## Exercise:
Take from the listing each line that has the string "JSON".
^^^^^^^^
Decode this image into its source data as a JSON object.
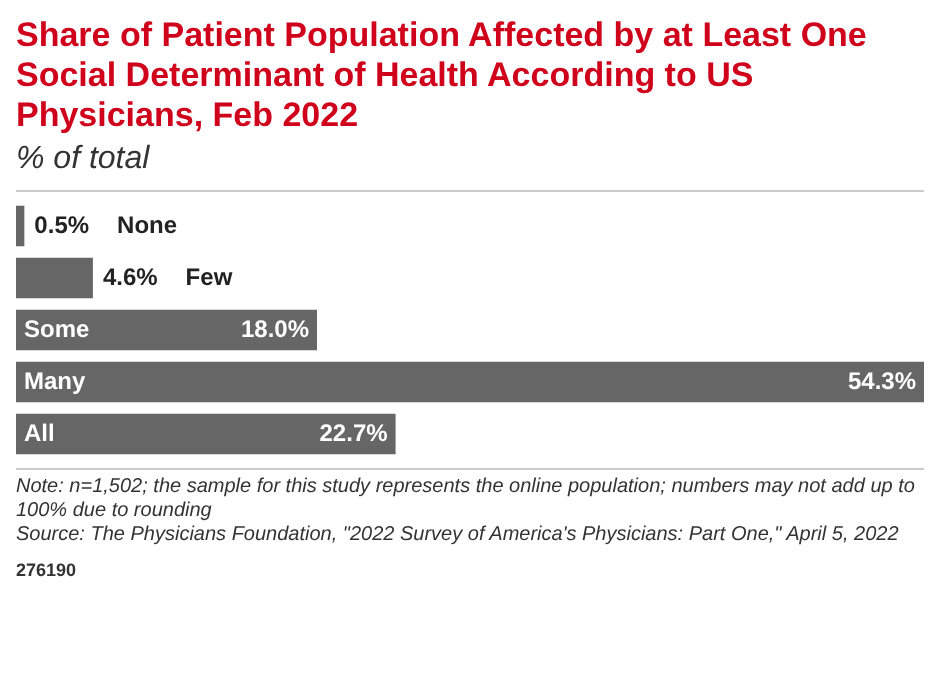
{
  "chart_data": {
    "type": "bar",
    "orientation": "horizontal",
    "title": "Share of Patient Population Affected by at Least One Social Determinant of Health According to US Physicians, Feb 2022",
    "subtitle": "% of total",
    "categories": [
      "None",
      "Few",
      "Some",
      "Many",
      "All"
    ],
    "values": [
      0.5,
      4.6,
      18.0,
      54.3,
      22.7
    ],
    "value_labels": [
      "0.5%",
      "4.6%",
      "18.0%",
      "54.3%",
      "22.7%"
    ],
    "color": "#666666",
    "annotations": [
      "Note: n=1,502; the sample for this study represents the online population; numbers may not add up to 100% due to rounding",
      "Source: The Physicians Foundation, \"2022 Survey of America's Physicians: Part One,\" April 5, 2022",
      "276190"
    ]
  }
}
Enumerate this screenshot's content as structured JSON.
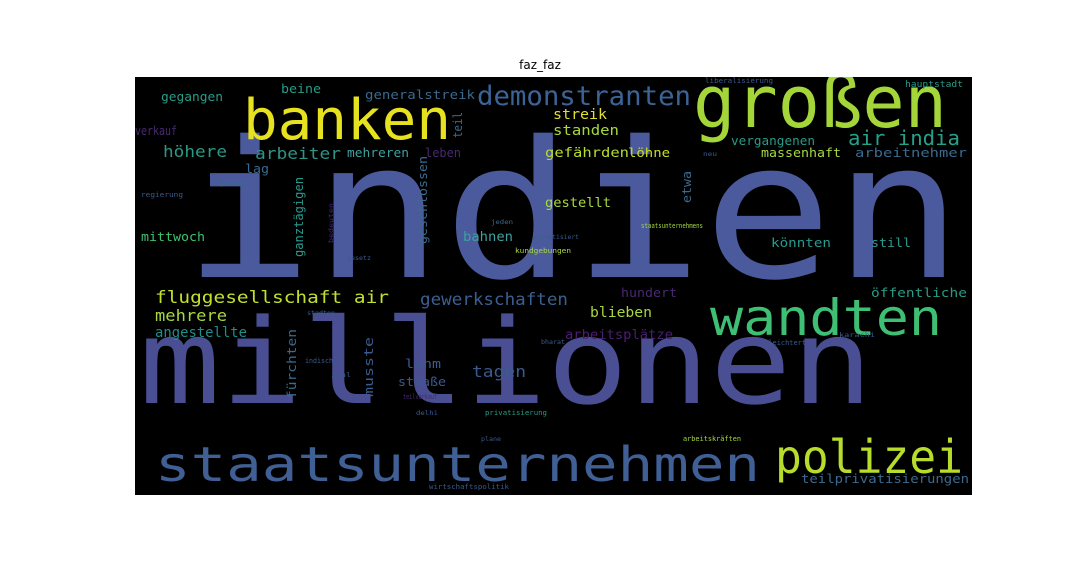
{
  "title": "faz_faz",
  "chart_data": {
    "type": "wordcloud",
    "title": "faz_faz",
    "background": "#000000",
    "words": [
      {
        "text": "indien",
        "color": "#4b5a9c"
      },
      {
        "text": "millionen",
        "color": "#4a4f93"
      },
      {
        "text": "banken",
        "color": "#e6e21f"
      },
      {
        "text": "großen",
        "color": "#a4d63a"
      },
      {
        "text": "wandten",
        "color": "#3fbf73"
      },
      {
        "text": "staatsunternehmen",
        "color": "#3f5f95"
      },
      {
        "text": "polizei",
        "color": "#b8dc2c"
      },
      {
        "text": "demonstranten",
        "color": "#3b6496"
      },
      {
        "text": "air india",
        "color": "#27a08a"
      },
      {
        "text": "fluggesellschaft air",
        "color": "#c4e02c"
      },
      {
        "text": "gewerkschaften",
        "color": "#3b5f92"
      },
      {
        "text": "höhere",
        "color": "#2a9a87"
      },
      {
        "text": "arbeiter",
        "color": "#2e9486"
      },
      {
        "text": "mehrere",
        "color": "#a8d840"
      },
      {
        "text": "angestellte",
        "color": "#1f8e88"
      },
      {
        "text": "tagen",
        "color": "#3b5a8e"
      },
      {
        "text": "blieben",
        "color": "#a8d840"
      },
      {
        "text": "streik",
        "color": "#e0e030"
      },
      {
        "text": "standen",
        "color": "#a8d840"
      },
      {
        "text": "gefährden",
        "color": "#b8dc2c"
      },
      {
        "text": "löhne",
        "color": "#c8e020"
      },
      {
        "text": "gestellt",
        "color": "#a8d840"
      },
      {
        "text": "bahnen",
        "color": "#3fa0a0"
      },
      {
        "text": "könnten",
        "color": "#2a9a90"
      },
      {
        "text": "still",
        "color": "#2a9a90"
      },
      {
        "text": "mittwoch",
        "color": "#3fc070"
      },
      {
        "text": "arbeitsplätze",
        "color": "#4a1f72"
      },
      {
        "text": "lahm",
        "color": "#3b5a8e"
      },
      {
        "text": "straße",
        "color": "#3b5a8e"
      },
      {
        "text": "fürchten",
        "color": "#3b6a8e"
      },
      {
        "text": "musste",
        "color": "#3b5a8e"
      },
      {
        "text": "mehreren",
        "color": "#3fa0a0"
      },
      {
        "text": "leben",
        "color": "#4a2872"
      },
      {
        "text": "lag",
        "color": "#3b6a8e"
      },
      {
        "text": "ganztägigen",
        "color": "#2a9a90"
      },
      {
        "text": "geschlossen",
        "color": "#3b6a8e"
      },
      {
        "text": "etwa",
        "color": "#3b6a8e"
      },
      {
        "text": "verkauf",
        "color": "#4a2872"
      },
      {
        "text": "teil",
        "color": "#3b6a8e"
      },
      {
        "text": "gegangen",
        "color": "#2a9a87"
      },
      {
        "text": "beine",
        "color": "#2a9a87"
      },
      {
        "text": "generalstreik",
        "color": "#3b6a8e"
      },
      {
        "text": "hundert",
        "color": "#4a2872"
      },
      {
        "text": "öffentliche",
        "color": "#2a9a87"
      },
      {
        "text": "teilprivatisierungen",
        "color": "#3b6a8e"
      },
      {
        "text": "massenhaft",
        "color": "#a8d840"
      },
      {
        "text": "vergangenen",
        "color": "#2a9a87"
      },
      {
        "text": "arbeitnehmer",
        "color": "#3b6a8e"
      },
      {
        "text": "hauptstadt",
        "color": "#2a9a87"
      },
      {
        "text": "liberalisierung",
        "color": "#3b5a8e"
      },
      {
        "text": "regierung",
        "color": "#3b5a8e"
      },
      {
        "text": "gehen",
        "color": "#3b6a8e"
      },
      {
        "text": "neu",
        "color": "#3b5a8e"
      },
      {
        "text": "privatisiert",
        "color": "#3b5a8e"
      },
      {
        "text": "kundgebungen",
        "color": "#a8d840"
      },
      {
        "text": "jeden",
        "color": "#3b6a8e"
      },
      {
        "text": "staatsunternehmens",
        "color": "#a8d840"
      },
      {
        "text": "bedeuten",
        "color": "#4a2872"
      },
      {
        "text": "gesetz",
        "color": "#3b5a8e"
      },
      {
        "text": "stadten",
        "color": "#3b5a8e"
      },
      {
        "text": "indischen",
        "color": "#3b5a8e"
      },
      {
        "text": "zahl",
        "color": "#3b5a8e"
      },
      {
        "text": "teilverkauf",
        "color": "#4a2872"
      },
      {
        "text": "delhi",
        "color": "#3b5a8e"
      },
      {
        "text": "privatisierung",
        "color": "#2a9a87"
      },
      {
        "text": "bharat",
        "color": "#3b5a8e"
      },
      {
        "text": "erleichtert",
        "color": "#3b5a8e"
      },
      {
        "text": "karachi",
        "color": "#3b5a8e"
      },
      {
        "text": "plane",
        "color": "#3b5a8e"
      },
      {
        "text": "arbeitskräften",
        "color": "#a8d840"
      },
      {
        "text": "wirtschaftspolitik",
        "color": "#3b5a8e"
      }
    ]
  }
}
^^^^^^^^
## Exercise solution:
Decode this image into its source data as a JSON object.
Enumerate this screenshot's content as structured JSON.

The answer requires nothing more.